## DIRECTIONS FOR THIS TASK
Output the material below in full, exactly as it is.
╭─ THE DATA
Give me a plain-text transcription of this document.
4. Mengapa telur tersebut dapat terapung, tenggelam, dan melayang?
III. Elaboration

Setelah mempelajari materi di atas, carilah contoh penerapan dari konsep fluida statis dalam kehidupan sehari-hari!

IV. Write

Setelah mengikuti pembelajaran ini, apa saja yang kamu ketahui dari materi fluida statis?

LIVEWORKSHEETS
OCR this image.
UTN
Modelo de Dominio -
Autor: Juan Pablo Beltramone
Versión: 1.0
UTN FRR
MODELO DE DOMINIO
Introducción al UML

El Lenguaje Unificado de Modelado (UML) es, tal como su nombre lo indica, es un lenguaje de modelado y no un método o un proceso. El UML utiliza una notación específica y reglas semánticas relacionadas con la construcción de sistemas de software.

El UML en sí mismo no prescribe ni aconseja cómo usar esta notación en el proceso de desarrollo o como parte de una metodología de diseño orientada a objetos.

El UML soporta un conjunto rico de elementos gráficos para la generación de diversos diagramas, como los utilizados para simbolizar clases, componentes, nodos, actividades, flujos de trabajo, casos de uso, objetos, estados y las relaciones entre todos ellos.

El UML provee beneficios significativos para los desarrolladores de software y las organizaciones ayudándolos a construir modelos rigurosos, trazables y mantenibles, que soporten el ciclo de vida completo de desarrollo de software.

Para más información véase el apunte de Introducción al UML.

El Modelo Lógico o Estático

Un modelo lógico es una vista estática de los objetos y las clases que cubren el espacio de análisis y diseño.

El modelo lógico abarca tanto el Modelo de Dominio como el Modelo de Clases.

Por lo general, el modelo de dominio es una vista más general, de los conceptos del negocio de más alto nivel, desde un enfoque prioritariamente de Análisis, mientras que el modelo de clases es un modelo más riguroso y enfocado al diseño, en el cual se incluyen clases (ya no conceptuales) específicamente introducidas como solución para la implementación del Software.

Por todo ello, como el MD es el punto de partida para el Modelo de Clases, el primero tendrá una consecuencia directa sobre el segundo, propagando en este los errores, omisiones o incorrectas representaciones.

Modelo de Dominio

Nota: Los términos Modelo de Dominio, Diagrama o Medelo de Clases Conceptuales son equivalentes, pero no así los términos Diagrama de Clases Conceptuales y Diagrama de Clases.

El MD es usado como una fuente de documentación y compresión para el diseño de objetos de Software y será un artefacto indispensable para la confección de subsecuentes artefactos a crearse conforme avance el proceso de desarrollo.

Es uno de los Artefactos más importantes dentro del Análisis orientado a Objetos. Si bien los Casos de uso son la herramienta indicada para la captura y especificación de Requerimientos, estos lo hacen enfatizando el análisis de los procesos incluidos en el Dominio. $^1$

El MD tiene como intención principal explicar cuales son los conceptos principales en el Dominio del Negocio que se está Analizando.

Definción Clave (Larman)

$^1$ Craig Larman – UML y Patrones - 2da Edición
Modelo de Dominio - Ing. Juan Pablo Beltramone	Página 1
╰─
## ANSWER FOR THIS EXERCISE
Give me a plain-text transcription of this document.
4. Mengapa telur tersebut dapat terapung, tenggelam, dan melayang?
III. Elaboration

Setelah mempelajari materi di atas, carilah contoh penerapan dari konsep fluida statis dalam kehidupan sehari-hari!

IV. Write

Setelah mengikuti pembelajaran ini, apa saja yang kamu ketahui dari materi fluida statis?

LIVEWORKSHEETS
OCR this image.
UTN
Modelo de Dominio -
Autor: Juan Pablo Beltramone
Versión: 1.0
UTN FRR
MODELO DE DOMINIO
Introducción al UML

El Lenguaje Unificado de Modelado (UML) es, tal como su nombre lo indica, es un lenguaje de modelado y no un método o un proceso. El UML utiliza una notación específica y reglas semánticas relacionadas con la construcción de sistemas de software.

El UML en sí mismo no prescribe ni aconseja cómo usar esta notación en el proceso de desarrollo o como parte de una metodología de diseño orientada a objetos.

El UML soporta un conjunto rico de elementos gráficos para la generación de diversos diagramas, como los utilizados para simbolizar clases, componentes, nodos, actividades, flujos de trabajo, casos de uso, objetos, estados y las relaciones entre todos ellos.

El UML provee beneficios significativos para los desarrolladores de software y las organizaciones ayudándolos a construir modelos rigurosos, trazables y mantenibles, que soporten el ciclo de vida completo de desarrollo de software.

Para más información véase el apunte de Introducción al UML.

El Modelo Lógico o Estático

Un modelo lógico es una vista estática de los objetos y las clases que cubren el espacio de análisis y diseño.

El modelo lógico abarca tanto el Modelo de Dominio como el Modelo de Clases.

Por lo general, el modelo de dominio es una vista más general, de los conceptos del negocio de más alto nivel, desde un enfoque prioritariamente de Análisis, mientras que el modelo de clases es un modelo más riguroso y enfocado al diseño, en el cual se incluyen clases (ya no conceptuales) específicamente introducidas como solución para la implementación del Software.

Por todo ello, como el MD es el punto de partida para el Modelo de Clases, el primero tendrá una consecuencia directa sobre el segundo, propagando en este los errores, omisiones o incorrectas representaciones.

Modelo de Dominio

Nota: Los términos Modelo de Dominio, Diagrama o Medelo de Clases Conceptuales son equivalentes, pero no así los términos Diagrama de Clases Conceptuales y Diagrama de Clases.

El MD es usado como una fuente de documentación y compresión para el diseño de objetos de Software y será un artefacto indispensable para la confección de subsecuentes artefactos a crearse conforme avance el proceso de desarrollo.

Es uno de los Artefactos más importantes dentro del Análisis orientado a Objetos. Si bien los Casos de uso son la herramienta indicada para la captura y especificación de Requerimientos, estos lo hacen enfatizando el análisis de los procesos incluidos en el Dominio. $^1$

El MD tiene como intención principal explicar cuales son los conceptos principales en el Dominio del Negocio que se está Analizando.

Definción Clave (Larman)

$^1$ Craig Larman – UML y Patrones - 2da Edición
Modelo de Dominio - Ing. Juan Pablo Beltramone	Página 1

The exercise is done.